__EXERCISE INSTRUCTIONS__.
Can you find the lines of the listing that include "color" and copy every one?

>> start DATASET

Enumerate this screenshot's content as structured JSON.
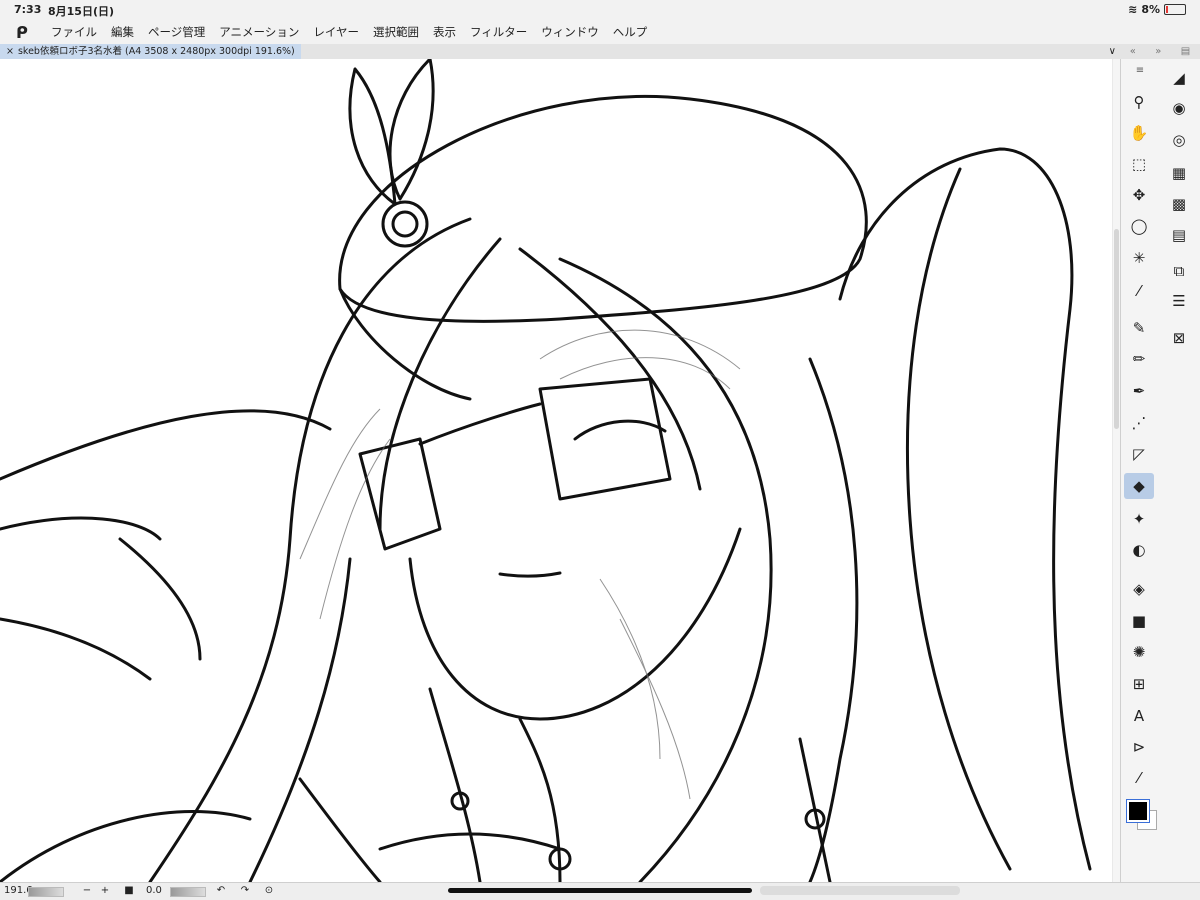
{
  "status": {
    "time": "7:33",
    "date": "8月15日(日)",
    "battery": "8%"
  },
  "menu": {
    "logo": "ᑭ",
    "items": [
      "ファイル",
      "編集",
      "ページ管理",
      "アニメーション",
      "レイヤー",
      "選択範囲",
      "表示",
      "フィルター",
      "ウィンドウ",
      "ヘルプ"
    ]
  },
  "tab": {
    "close": "×",
    "title": "skeb依頼ロボ子3名水着 (A4 3508 x 2480px 300dpi 191.6%)",
    "collapse": "∨"
  },
  "right_header": [
    "«",
    "»",
    "▤"
  ],
  "tools": [
    {
      "name": "sub-tool-menu-icon",
      "glyph": "≡"
    },
    {
      "name": "zoom-icon",
      "glyph": "⚲"
    },
    {
      "name": "hand-icon",
      "glyph": "✋"
    },
    {
      "name": "object-icon",
      "glyph": "⬚"
    },
    {
      "name": "move-icon",
      "glyph": "✥"
    },
    {
      "name": "lasso-icon",
      "glyph": "◯"
    },
    {
      "name": "magic-wand-icon",
      "glyph": "✳"
    },
    {
      "name": "eyedropper-icon",
      "glyph": "⁄"
    },
    {
      "name": "pen-icon",
      "glyph": "✎"
    },
    {
      "name": "pencil-icon",
      "glyph": "✏"
    },
    {
      "name": "brush-icon",
      "glyph": "✒"
    },
    {
      "name": "airbrush-icon",
      "glyph": "⋰"
    },
    {
      "name": "decoration-icon",
      "glyph": "◸"
    },
    {
      "name": "eraser-icon",
      "glyph": "◆"
    },
    {
      "name": "sparkle-icon",
      "glyph": "✦"
    },
    {
      "name": "blend-icon",
      "glyph": "◐"
    },
    {
      "name": "fill-icon",
      "glyph": "◈"
    },
    {
      "name": "gradient-icon",
      "glyph": "■"
    },
    {
      "name": "figure-icon",
      "glyph": "✺"
    },
    {
      "name": "frame-icon",
      "glyph": "⊞"
    },
    {
      "name": "text-icon",
      "glyph": "A"
    },
    {
      "name": "balloon-icon",
      "glyph": "⊳"
    },
    {
      "name": "ruler-pen-icon",
      "glyph": "⁄"
    }
  ],
  "palettes": [
    {
      "name": "tool-property-icon",
      "glyph": "◢"
    },
    {
      "name": "brush-size-icon",
      "glyph": "◉"
    },
    {
      "name": "color-circle-icon",
      "glyph": "◎"
    },
    {
      "name": "color-set-icon",
      "glyph": "▦"
    },
    {
      "name": "intermediate-color-icon",
      "glyph": "▩"
    },
    {
      "name": "timeline-icon",
      "glyph": "▤"
    },
    {
      "name": "layer-property-icon",
      "glyph": "⧉"
    },
    {
      "name": "layer-icon",
      "glyph": "☰"
    },
    {
      "name": "navigator-icon",
      "glyph": "⊠"
    }
  ],
  "color": {
    "main": "#000000",
    "sub": "#ffffff"
  },
  "bottom": {
    "zoom": "191.6",
    "minus": "−",
    "plus": "+",
    "angle": "0.0",
    "fit": "■",
    "rot_left": "↶",
    "rot_right": "↷",
    "reset": "⊙"
  }
}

>> end DATASET

__SOLUTION BELOW__.
      "name": "color-circle-icon",
      "name": "color-set-icon",
      "name": "intermediate-color-icon",
  "color": {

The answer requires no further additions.